### Instruction:
Copy each line holding the string "Africa".

____

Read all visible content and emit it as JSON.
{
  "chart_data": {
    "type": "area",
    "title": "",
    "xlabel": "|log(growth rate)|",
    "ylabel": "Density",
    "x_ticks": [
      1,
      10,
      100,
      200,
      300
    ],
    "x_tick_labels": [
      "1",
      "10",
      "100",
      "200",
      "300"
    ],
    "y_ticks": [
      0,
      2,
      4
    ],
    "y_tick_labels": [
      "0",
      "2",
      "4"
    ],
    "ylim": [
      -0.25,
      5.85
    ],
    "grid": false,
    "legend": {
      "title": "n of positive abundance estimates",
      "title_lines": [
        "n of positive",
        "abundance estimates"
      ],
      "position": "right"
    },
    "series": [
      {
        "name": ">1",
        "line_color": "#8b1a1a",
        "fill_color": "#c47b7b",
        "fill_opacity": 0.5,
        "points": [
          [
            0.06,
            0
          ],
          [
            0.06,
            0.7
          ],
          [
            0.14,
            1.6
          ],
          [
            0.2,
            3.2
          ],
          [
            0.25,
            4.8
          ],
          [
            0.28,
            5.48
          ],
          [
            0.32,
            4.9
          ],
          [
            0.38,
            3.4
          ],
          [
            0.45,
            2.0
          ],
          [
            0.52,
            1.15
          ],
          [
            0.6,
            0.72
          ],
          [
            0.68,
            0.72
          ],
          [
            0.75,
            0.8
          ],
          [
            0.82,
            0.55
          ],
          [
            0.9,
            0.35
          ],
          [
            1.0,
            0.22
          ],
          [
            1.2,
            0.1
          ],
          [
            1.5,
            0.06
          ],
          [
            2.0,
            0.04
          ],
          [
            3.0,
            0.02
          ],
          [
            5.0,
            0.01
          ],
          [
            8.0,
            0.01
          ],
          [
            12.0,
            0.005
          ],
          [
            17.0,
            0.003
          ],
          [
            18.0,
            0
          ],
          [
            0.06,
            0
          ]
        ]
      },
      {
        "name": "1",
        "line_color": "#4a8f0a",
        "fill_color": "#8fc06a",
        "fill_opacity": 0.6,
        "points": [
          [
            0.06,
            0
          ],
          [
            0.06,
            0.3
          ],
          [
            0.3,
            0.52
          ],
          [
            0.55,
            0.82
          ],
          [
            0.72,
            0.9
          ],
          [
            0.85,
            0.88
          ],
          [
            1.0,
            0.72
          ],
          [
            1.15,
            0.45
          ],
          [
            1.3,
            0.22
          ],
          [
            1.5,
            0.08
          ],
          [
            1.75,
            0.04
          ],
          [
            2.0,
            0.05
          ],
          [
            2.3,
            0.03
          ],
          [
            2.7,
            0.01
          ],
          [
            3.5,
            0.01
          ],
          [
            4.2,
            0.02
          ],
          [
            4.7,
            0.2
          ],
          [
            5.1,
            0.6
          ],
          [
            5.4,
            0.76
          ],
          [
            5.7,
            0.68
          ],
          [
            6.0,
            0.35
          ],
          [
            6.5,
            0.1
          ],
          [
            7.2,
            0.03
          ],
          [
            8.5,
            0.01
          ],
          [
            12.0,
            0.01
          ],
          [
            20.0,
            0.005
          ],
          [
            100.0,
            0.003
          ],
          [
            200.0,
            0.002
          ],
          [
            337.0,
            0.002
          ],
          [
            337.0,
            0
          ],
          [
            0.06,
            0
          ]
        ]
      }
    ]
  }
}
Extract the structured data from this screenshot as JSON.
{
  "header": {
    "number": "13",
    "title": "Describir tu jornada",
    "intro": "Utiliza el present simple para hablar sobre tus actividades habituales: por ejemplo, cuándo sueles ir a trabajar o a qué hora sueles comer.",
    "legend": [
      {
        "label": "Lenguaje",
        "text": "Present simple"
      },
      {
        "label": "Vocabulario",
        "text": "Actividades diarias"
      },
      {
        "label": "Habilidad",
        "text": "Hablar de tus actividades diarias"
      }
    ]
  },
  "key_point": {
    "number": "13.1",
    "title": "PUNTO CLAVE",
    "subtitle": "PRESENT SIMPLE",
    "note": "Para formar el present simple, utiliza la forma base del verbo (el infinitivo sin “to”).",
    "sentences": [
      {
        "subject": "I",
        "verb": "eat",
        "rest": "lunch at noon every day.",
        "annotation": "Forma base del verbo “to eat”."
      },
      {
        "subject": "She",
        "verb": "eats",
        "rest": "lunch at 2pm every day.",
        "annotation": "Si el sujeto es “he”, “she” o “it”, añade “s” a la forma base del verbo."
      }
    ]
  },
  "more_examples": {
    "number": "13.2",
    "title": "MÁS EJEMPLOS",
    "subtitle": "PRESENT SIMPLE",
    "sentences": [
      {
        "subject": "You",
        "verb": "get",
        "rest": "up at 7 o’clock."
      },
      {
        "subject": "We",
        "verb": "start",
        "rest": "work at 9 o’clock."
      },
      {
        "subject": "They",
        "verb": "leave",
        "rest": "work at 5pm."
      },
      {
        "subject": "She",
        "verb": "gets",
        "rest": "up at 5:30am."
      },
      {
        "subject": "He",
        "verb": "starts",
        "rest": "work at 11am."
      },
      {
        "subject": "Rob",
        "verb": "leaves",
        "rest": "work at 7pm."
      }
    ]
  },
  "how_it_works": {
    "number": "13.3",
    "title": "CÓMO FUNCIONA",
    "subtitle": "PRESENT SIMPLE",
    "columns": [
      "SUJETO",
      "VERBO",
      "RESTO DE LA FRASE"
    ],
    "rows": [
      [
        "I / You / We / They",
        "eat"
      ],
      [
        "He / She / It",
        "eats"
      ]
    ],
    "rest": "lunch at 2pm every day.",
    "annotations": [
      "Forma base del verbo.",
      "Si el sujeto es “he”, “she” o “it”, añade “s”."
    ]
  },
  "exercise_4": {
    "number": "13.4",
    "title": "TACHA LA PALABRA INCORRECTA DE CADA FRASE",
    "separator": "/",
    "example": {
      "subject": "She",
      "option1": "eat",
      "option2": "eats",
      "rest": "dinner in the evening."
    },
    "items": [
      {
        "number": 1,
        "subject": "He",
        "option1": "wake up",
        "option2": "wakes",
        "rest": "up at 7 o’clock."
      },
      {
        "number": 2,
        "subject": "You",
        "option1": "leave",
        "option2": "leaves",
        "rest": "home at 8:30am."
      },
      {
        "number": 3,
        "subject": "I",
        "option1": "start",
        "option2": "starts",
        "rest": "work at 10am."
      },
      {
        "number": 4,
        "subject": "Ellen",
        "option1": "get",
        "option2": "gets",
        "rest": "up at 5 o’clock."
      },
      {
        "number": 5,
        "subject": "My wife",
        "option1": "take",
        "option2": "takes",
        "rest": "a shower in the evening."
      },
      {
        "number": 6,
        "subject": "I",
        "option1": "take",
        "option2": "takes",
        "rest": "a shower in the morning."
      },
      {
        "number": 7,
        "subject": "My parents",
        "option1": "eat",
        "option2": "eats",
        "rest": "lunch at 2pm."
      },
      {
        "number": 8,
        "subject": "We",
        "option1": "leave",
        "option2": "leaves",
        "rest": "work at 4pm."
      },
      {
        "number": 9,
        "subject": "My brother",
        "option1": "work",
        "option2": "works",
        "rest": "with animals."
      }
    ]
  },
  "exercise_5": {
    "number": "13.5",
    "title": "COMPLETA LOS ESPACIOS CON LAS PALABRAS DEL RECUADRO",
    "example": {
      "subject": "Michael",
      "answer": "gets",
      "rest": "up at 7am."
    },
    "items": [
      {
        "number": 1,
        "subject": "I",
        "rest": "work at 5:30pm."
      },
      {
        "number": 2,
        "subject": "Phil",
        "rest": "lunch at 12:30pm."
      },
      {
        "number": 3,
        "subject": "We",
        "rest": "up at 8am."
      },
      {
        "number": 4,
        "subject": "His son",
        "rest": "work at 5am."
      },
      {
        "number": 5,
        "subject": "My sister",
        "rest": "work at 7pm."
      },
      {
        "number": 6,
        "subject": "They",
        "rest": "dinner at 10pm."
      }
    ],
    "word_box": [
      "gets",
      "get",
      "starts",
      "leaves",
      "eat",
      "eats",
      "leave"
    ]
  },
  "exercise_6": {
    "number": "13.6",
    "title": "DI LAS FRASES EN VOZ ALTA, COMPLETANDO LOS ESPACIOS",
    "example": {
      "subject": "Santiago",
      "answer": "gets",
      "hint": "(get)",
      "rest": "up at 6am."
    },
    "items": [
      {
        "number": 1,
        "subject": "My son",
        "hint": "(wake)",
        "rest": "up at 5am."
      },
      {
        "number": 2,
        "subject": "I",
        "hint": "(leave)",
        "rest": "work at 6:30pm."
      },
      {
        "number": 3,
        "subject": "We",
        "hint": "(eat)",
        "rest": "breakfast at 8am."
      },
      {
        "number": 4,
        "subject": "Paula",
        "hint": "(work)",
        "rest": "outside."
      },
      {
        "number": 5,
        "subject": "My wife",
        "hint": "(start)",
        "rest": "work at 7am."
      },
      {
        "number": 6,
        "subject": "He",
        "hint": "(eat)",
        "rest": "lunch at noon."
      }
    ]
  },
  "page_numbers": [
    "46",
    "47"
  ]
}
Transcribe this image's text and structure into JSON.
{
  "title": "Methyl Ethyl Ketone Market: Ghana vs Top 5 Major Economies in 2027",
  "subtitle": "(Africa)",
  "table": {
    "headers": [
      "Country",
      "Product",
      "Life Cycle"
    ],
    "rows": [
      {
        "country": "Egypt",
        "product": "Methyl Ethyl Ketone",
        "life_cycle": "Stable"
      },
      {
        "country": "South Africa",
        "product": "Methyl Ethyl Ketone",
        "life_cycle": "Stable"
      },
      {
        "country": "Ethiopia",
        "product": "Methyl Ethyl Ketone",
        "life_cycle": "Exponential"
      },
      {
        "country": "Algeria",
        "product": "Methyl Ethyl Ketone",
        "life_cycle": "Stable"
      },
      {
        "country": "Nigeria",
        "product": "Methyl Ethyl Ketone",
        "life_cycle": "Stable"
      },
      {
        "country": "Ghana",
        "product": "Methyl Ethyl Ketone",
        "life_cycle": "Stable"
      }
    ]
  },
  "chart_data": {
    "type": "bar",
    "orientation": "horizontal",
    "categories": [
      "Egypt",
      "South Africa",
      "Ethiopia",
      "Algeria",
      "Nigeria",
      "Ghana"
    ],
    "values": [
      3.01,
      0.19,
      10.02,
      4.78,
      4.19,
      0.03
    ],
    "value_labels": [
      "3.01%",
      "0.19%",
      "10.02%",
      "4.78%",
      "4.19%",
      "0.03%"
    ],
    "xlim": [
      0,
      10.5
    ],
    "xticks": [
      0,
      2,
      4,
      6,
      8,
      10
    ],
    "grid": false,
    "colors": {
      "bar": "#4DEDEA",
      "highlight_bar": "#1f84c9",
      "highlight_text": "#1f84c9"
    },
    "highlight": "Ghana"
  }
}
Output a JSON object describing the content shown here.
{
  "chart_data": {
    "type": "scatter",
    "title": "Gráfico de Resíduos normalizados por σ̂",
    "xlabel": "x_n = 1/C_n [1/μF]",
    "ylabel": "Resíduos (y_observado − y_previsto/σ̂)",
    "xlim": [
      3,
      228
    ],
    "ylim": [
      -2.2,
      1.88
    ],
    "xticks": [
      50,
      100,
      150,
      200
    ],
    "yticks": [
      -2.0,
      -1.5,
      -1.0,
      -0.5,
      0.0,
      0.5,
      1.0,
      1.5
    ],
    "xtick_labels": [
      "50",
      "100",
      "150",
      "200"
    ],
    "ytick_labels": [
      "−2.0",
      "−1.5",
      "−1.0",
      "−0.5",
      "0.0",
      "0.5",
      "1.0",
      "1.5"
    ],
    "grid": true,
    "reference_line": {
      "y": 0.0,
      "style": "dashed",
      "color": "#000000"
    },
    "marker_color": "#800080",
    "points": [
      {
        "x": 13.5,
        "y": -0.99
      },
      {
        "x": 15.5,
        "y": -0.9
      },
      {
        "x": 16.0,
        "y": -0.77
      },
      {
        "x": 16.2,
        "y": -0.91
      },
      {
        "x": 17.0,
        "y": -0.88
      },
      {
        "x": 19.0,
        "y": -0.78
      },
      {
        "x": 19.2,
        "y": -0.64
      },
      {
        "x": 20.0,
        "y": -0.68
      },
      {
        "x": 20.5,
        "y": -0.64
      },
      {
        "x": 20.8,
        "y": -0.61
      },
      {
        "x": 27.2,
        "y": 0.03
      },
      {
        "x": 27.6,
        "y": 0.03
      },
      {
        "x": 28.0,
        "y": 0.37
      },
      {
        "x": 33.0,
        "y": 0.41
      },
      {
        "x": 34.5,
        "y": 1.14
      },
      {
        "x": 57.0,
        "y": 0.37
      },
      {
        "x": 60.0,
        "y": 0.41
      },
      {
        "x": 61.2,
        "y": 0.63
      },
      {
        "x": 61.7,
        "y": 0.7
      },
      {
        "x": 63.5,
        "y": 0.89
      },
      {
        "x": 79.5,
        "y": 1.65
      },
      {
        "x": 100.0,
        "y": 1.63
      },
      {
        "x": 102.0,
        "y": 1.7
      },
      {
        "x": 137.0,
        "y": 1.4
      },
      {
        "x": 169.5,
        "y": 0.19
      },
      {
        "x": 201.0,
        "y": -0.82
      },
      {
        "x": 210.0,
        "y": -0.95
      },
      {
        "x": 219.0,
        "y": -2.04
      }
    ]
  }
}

____

### Task output:
  "subtitle": "(Africa)",
        "country": "South Africa",
      "South Africa",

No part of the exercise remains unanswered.